- **WHAT THIS TASK INVOLVES**
Copy out all lines in the data below containing the string "nūquid".

------------------------------

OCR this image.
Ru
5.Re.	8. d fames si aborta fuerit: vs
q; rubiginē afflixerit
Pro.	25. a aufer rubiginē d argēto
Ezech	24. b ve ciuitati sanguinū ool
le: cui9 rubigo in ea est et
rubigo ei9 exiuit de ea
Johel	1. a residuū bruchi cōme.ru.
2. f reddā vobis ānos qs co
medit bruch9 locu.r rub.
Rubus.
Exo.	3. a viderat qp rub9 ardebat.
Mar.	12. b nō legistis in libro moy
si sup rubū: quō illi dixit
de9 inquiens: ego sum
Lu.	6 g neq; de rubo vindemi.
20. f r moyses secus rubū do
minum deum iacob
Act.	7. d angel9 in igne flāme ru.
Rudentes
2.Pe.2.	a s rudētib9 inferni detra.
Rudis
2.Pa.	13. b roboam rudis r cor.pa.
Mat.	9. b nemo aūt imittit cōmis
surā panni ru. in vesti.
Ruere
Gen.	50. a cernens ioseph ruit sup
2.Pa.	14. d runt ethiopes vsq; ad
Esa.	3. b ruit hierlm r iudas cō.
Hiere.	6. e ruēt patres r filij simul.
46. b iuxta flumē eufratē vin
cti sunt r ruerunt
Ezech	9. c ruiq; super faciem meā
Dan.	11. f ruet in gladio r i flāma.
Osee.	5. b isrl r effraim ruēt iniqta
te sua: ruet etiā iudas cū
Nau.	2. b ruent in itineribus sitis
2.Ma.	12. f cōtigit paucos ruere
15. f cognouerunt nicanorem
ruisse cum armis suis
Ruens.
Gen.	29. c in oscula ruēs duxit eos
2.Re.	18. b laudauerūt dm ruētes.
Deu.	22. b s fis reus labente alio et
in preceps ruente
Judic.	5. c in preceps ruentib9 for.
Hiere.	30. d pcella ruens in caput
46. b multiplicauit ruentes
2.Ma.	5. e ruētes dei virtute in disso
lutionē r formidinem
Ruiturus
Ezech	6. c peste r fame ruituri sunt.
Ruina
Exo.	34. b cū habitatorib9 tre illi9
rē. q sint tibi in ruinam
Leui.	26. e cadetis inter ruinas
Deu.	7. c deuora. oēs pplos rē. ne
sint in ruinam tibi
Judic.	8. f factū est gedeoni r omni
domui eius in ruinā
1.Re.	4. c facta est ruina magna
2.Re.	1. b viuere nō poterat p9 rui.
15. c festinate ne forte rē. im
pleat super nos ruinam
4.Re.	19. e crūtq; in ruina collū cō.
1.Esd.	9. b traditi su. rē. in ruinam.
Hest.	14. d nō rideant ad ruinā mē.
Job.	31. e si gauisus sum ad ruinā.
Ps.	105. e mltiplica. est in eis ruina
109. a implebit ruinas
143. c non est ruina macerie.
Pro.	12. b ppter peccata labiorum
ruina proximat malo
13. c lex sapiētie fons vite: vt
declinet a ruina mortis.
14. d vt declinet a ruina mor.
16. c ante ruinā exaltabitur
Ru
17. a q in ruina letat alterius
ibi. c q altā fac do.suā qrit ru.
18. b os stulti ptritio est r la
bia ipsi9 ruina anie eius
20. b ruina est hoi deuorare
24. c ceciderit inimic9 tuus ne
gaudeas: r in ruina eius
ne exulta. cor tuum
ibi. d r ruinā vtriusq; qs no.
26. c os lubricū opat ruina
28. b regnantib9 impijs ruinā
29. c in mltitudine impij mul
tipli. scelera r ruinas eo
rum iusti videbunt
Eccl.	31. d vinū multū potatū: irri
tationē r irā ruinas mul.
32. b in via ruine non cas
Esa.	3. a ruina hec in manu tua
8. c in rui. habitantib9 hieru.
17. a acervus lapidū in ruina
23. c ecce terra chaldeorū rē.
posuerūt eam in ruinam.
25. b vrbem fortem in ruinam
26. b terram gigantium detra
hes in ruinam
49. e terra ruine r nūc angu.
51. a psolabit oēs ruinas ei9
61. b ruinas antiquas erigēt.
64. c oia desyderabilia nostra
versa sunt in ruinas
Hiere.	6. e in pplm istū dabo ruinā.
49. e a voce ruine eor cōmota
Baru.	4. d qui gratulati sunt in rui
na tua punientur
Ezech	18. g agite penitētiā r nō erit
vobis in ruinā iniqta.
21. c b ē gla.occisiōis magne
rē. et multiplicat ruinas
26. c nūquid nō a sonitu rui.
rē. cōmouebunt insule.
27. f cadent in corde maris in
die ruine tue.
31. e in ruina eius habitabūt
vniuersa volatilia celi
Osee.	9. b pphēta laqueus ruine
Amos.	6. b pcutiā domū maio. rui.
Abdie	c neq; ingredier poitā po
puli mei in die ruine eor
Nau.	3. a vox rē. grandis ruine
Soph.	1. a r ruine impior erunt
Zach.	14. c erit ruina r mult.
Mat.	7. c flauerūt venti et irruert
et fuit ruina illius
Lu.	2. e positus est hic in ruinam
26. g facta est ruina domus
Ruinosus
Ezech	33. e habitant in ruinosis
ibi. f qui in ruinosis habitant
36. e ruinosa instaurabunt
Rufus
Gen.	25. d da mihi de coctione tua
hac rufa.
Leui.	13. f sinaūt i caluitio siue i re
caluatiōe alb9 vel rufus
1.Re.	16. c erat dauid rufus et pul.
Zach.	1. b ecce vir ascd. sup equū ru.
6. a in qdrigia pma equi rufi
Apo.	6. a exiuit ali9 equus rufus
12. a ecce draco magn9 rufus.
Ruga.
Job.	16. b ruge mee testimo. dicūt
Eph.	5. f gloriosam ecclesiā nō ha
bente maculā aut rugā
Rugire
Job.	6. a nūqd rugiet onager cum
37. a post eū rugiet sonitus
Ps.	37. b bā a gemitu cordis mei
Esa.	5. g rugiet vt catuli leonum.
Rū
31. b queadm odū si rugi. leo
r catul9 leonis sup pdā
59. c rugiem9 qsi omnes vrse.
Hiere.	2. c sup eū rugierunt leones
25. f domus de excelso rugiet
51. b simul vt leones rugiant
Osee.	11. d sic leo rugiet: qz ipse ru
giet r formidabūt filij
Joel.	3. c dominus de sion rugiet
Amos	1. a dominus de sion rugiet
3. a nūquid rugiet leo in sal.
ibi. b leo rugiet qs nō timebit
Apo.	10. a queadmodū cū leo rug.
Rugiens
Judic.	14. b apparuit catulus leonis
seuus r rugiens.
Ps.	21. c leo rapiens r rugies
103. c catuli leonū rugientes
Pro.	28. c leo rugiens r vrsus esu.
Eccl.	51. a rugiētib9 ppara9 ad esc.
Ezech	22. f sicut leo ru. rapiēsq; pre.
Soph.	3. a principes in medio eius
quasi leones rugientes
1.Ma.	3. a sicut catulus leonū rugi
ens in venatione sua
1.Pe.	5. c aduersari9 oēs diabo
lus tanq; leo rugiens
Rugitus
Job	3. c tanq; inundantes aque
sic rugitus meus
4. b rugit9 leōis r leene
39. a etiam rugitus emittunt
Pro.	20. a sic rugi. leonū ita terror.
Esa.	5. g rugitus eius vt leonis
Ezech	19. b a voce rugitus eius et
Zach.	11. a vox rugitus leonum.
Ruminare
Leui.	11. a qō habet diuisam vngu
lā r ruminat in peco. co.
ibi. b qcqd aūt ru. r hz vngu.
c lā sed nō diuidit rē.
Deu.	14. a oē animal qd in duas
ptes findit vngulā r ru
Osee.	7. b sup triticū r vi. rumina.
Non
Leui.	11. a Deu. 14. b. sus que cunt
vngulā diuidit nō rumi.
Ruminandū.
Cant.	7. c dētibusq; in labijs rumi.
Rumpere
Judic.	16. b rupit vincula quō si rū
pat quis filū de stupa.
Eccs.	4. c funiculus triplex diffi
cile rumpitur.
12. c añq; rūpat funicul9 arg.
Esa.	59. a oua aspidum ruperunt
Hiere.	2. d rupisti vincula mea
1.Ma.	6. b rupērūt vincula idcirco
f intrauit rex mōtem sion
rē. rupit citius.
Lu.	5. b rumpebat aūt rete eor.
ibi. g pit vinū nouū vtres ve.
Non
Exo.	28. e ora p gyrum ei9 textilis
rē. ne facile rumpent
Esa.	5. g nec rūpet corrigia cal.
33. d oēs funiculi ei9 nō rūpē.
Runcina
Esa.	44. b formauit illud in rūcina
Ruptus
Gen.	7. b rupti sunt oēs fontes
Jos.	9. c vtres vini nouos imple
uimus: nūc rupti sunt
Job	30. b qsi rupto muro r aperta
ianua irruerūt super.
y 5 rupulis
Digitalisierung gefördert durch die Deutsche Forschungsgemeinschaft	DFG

------------------------------

- **TASK SOLUTION**
26. c nūquid nō a sonitu rui.
3. a nūquid rugiet leo in sal.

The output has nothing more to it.